Recorded data
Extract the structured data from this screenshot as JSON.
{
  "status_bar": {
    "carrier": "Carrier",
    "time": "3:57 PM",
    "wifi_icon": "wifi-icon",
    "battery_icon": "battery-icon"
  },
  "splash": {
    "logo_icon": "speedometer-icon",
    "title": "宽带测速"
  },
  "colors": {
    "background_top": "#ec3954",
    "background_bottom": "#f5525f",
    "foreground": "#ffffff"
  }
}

Aim of the exercise =
Each line in the material above must be retyped without alteration.

Solution =
Extract the structured data from this screenshot as JSON.
{
  "status_bar": {
    "carrier": "Carrier",
    "time": "3:57 PM",
    "wifi_icon": "wifi-icon",
    "battery_icon": "battery-icon"
  },
  "splash": {
    "logo_icon": "speedometer-icon",
    "title": "宽带测速"
  },
  "colors": {
    "background_top": "#ec3954",
    "background_bottom": "#f5525f",
    "foreground": "#ffffff"
  }
}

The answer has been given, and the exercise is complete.